• **STATED GOAL**:
Count how many lines below include the string "true", and give that number without anything else.

(Extracted records)
════════════════
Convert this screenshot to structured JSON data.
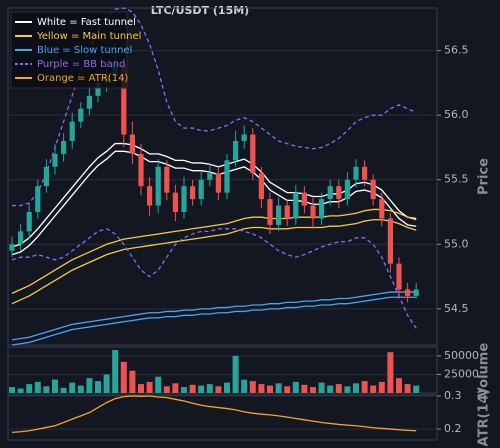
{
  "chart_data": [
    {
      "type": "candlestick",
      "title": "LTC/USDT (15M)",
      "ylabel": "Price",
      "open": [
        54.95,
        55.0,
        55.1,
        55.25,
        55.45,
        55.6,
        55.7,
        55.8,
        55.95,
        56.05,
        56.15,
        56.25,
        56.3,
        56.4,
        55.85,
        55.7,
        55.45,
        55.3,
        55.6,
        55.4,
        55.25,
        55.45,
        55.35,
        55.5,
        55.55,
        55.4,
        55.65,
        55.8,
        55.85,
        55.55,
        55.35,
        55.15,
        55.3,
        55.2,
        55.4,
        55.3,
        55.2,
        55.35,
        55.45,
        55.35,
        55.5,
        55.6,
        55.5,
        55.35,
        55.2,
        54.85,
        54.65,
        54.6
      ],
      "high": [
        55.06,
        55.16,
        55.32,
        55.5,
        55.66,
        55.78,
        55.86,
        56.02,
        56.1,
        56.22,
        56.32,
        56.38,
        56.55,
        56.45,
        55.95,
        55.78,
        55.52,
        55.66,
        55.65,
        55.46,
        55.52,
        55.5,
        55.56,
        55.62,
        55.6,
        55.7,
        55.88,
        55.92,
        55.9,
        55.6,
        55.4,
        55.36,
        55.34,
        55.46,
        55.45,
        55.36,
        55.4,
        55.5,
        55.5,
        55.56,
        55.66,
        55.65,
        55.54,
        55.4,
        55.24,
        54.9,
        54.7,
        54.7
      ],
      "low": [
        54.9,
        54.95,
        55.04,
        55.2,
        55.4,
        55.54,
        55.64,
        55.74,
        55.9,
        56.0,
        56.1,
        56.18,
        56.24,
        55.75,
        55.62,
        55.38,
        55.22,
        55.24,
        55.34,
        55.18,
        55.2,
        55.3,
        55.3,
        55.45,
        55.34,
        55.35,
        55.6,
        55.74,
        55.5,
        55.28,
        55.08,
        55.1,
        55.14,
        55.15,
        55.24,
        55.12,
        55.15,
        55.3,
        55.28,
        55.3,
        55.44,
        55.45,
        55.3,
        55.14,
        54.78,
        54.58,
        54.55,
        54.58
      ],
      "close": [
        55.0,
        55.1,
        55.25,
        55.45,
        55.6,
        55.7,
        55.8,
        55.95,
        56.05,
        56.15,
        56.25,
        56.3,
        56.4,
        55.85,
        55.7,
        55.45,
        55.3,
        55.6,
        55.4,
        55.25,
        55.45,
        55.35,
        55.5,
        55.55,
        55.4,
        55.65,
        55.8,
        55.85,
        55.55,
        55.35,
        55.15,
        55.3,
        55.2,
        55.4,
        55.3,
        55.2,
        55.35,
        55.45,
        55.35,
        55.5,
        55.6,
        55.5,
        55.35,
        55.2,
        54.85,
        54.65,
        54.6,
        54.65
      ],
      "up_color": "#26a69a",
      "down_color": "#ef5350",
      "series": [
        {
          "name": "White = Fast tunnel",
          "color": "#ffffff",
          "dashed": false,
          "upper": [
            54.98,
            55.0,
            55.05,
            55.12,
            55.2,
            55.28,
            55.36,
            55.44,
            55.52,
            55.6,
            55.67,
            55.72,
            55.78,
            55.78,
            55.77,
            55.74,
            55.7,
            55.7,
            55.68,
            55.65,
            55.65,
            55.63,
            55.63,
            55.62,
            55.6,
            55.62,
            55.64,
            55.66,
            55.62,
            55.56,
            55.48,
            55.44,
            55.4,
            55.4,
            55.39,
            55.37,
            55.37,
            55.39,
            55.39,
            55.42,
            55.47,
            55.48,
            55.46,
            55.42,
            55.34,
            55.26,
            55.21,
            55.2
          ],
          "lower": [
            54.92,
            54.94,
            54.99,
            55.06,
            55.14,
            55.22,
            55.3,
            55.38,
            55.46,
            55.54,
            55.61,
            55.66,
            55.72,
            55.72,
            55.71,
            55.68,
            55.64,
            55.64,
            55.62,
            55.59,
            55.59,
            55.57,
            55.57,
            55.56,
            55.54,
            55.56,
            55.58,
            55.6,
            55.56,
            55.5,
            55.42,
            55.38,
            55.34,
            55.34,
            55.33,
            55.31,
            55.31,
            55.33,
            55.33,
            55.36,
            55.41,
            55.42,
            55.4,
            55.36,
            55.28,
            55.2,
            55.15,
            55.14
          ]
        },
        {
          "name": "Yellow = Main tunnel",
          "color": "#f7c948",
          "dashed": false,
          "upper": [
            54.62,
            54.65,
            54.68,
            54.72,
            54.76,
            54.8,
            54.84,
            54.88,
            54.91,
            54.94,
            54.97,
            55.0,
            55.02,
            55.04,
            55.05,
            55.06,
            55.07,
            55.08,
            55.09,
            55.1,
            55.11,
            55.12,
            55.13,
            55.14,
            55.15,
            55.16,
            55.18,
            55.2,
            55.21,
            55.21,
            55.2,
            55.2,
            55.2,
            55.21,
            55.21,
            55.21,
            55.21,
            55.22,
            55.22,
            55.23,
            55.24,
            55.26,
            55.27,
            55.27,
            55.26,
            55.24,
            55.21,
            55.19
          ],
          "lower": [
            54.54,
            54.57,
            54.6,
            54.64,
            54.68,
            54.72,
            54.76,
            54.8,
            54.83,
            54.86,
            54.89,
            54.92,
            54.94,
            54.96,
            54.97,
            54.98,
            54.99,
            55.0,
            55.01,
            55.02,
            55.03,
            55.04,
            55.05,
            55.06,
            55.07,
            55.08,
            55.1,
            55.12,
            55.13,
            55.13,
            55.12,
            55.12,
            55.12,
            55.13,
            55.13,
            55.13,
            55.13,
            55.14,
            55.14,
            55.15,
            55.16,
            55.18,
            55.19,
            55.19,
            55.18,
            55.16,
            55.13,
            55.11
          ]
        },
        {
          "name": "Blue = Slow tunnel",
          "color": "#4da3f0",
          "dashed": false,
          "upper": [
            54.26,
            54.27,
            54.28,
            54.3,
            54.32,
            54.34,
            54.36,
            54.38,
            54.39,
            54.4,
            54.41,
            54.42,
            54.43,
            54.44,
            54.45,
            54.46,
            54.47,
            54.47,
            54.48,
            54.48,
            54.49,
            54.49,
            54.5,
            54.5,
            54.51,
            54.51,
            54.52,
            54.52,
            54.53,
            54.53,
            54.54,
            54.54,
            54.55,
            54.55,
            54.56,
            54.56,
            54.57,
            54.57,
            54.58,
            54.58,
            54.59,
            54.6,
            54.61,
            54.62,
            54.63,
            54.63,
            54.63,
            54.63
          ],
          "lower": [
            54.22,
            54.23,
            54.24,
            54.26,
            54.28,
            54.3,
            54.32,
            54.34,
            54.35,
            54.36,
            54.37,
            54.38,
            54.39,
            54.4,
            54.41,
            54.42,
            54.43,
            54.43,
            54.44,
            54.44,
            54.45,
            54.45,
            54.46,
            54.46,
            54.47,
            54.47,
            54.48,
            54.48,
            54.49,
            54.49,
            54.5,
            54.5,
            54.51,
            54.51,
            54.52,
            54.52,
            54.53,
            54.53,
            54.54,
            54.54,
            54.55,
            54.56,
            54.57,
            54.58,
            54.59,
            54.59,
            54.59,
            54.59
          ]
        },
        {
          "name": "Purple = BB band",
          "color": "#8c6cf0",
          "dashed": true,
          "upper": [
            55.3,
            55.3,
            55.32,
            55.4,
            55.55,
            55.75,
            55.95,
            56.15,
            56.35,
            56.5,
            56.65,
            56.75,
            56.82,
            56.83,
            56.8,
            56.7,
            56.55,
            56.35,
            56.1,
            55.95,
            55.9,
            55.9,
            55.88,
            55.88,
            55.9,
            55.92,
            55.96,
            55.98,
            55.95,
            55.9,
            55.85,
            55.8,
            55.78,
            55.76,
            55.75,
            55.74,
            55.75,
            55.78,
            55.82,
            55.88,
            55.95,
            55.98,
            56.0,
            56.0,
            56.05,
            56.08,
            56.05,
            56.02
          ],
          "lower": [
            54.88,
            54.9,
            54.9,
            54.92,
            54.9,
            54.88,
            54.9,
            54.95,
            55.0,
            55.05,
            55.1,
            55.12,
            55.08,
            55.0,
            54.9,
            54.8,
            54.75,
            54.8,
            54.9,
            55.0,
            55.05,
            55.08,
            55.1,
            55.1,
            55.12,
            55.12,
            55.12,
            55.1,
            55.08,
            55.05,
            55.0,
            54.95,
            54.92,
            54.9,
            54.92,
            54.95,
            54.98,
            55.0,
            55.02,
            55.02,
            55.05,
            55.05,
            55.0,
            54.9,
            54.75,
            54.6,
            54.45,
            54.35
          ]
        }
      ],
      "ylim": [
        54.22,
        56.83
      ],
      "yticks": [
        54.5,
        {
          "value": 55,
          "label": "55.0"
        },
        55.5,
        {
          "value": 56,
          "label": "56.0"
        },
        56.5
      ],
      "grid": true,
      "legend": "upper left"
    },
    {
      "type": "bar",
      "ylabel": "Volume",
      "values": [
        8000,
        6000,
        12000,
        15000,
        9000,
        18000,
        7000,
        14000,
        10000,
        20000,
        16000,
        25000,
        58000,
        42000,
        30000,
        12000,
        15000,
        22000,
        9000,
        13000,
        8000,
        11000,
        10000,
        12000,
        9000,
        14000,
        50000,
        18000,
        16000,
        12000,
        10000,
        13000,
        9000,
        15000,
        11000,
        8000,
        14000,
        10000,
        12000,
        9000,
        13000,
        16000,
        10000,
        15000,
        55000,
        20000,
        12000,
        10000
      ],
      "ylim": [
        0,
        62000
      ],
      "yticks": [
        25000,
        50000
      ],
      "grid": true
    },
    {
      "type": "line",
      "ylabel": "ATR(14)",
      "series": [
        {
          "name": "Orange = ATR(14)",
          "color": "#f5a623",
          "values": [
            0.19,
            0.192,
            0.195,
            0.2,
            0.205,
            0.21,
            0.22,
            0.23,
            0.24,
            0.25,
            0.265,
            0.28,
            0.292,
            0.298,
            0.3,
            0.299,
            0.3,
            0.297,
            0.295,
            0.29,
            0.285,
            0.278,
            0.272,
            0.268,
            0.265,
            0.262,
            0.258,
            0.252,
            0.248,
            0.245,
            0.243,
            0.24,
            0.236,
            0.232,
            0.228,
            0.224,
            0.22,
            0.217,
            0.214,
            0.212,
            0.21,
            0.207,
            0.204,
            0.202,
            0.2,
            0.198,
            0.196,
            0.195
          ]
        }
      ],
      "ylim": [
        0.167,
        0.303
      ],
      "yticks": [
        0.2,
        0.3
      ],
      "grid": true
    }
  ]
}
════════════════
• **PROBLEM SOLUTION**:
4